#### Data listing

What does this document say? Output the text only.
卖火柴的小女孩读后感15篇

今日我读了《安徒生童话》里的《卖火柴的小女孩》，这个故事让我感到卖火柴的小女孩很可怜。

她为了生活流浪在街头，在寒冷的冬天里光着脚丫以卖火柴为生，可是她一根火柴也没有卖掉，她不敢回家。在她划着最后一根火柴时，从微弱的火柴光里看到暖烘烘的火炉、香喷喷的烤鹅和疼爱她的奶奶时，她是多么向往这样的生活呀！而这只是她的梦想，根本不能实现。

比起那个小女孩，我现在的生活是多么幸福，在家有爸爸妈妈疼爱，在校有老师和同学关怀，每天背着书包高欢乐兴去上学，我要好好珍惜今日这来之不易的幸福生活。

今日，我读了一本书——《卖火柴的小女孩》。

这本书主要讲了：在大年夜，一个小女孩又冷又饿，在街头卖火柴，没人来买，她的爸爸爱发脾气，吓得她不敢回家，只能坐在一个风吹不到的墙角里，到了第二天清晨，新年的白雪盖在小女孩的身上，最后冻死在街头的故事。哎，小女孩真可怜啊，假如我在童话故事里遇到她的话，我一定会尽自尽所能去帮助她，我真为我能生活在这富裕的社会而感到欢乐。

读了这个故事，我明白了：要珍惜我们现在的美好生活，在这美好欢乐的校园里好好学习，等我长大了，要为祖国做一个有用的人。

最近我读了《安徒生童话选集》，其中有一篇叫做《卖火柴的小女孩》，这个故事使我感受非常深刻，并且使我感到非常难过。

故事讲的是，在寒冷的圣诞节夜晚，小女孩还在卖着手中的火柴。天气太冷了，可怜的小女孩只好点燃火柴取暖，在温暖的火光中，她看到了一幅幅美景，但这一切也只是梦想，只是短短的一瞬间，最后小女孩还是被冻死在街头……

########

→ Set task: Repeat each of the entries above precisely as given.

→ The reply:
What does this document say? Output the text only.
卖火柴的小女孩读后感15篇

今日我读了《安徒生童话》里的《卖火柴的小女孩》，这个故事让我感到卖火柴的小女孩很可怜。

她为了生活流浪在街头，在寒冷的冬天里光着脚丫以卖火柴为生，可是她一根火柴也没有卖掉，她不敢回家。在她划着最后一根火柴时，从微弱的火柴光里看到暖烘烘的火炉、香喷喷的烤鹅和疼爱她的奶奶时，她是多么向往这样的生活呀！而这只是她的梦想，根本不能实现。

比起那个小女孩，我现在的生活是多么幸福，在家有爸爸妈妈疼爱，在校有老师和同学关怀，每天背着书包高欢乐兴去上学，我要好好珍惜今日这来之不易的幸福生活。

今日，我读了一本书——《卖火柴的小女孩》。

这本书主要讲了：在大年夜，一个小女孩又冷又饿，在街头卖火柴，没人来买，她的爸爸爱发脾气，吓得她不敢回家，只能坐在一个风吹不到的墙角里，到了第二天清晨，新年的白雪盖在小女孩的身上，最后冻死在街头的故事。哎，小女孩真可怜啊，假如我在童话故事里遇到她的话，我一定会尽自尽所能去帮助她，我真为我能生活在这富裕的社会而感到欢乐。

读了这个故事，我明白了：要珍惜我们现在的美好生活，在这美好欢乐的校园里好好学习，等我长大了，要为祖国做一个有用的人。

最近我读了《安徒生童话选集》，其中有一篇叫做《卖火柴的小女孩》，这个故事使我感受非常深刻，并且使我感到非常难过。

故事讲的是，在寒冷的圣诞节夜晚，小女孩还在卖着手中的火柴。天气太冷了，可怜的小女孩只好点燃火柴取暖，在温暖的火光中，她看到了一幅幅美景，但这一切也只是梦想，只是短短的一瞬间，最后小女孩还是被冻死在街头……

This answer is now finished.